**DATA FOR THIS EXERCISE**:
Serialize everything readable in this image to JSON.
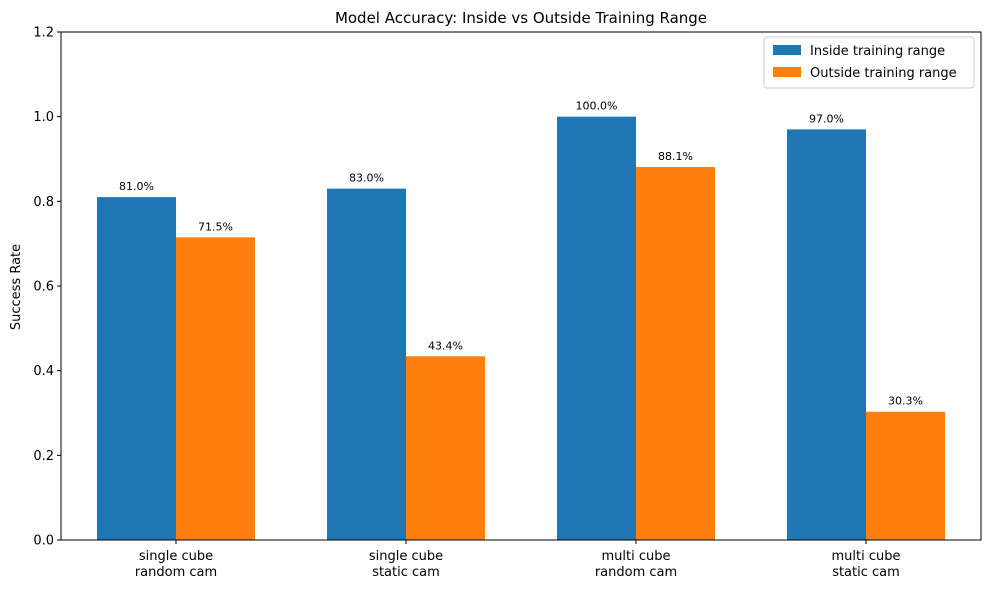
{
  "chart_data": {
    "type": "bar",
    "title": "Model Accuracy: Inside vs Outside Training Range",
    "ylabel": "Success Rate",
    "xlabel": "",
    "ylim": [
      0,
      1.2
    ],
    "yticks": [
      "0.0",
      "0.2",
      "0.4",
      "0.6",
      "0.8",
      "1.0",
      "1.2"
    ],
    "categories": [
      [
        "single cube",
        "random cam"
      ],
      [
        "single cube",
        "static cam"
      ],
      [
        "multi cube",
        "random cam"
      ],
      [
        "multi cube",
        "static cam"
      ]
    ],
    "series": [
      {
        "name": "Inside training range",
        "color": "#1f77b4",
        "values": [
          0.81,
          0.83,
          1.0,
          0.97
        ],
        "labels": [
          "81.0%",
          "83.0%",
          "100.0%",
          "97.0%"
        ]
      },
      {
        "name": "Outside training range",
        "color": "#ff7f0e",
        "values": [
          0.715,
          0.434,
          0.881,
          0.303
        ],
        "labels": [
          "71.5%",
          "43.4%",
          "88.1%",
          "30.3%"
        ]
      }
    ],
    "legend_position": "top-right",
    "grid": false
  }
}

**AIM**: Leaving aside the images, write out the entries above word for word.

**WRITTEN ANSWER**:
Serialize everything readable in this image to JSON.
{
  "chart_data": {
    "type": "bar",
    "title": "Model Accuracy: Inside vs Outside Training Range",
    "ylabel": "Success Rate",
    "xlabel": "",
    "ylim": [
      0,
      1.2
    ],
    "yticks": [
      "0.0",
      "0.2",
      "0.4",
      "0.6",
      "0.8",
      "1.0",
      "1.2"
    ],
    "categories": [
      [
        "single cube",
        "random cam"
      ],
      [
        "single cube",
        "static cam"
      ],
      [
        "multi cube",
        "random cam"
      ],
      [
        "multi cube",
        "static cam"
      ]
    ],
    "series": [
      {
        "name": "Inside training range",
        "color": "#1f77b4",
        "values": [
          0.81,
          0.83,
          1.0,
          0.97
        ],
        "labels": [
          "81.0%",
          "83.0%",
          "100.0%",
          "97.0%"
        ]
      },
      {
        "name": "Outside training range",
        "color": "#ff7f0e",
        "values": [
          0.715,
          0.434,
          0.881,
          0.303
        ],
        "labels": [
          "71.5%",
          "43.4%",
          "88.1%",
          "30.3%"
        ]
      }
    ],
    "legend_position": "top-right",
    "grid": false
  }
}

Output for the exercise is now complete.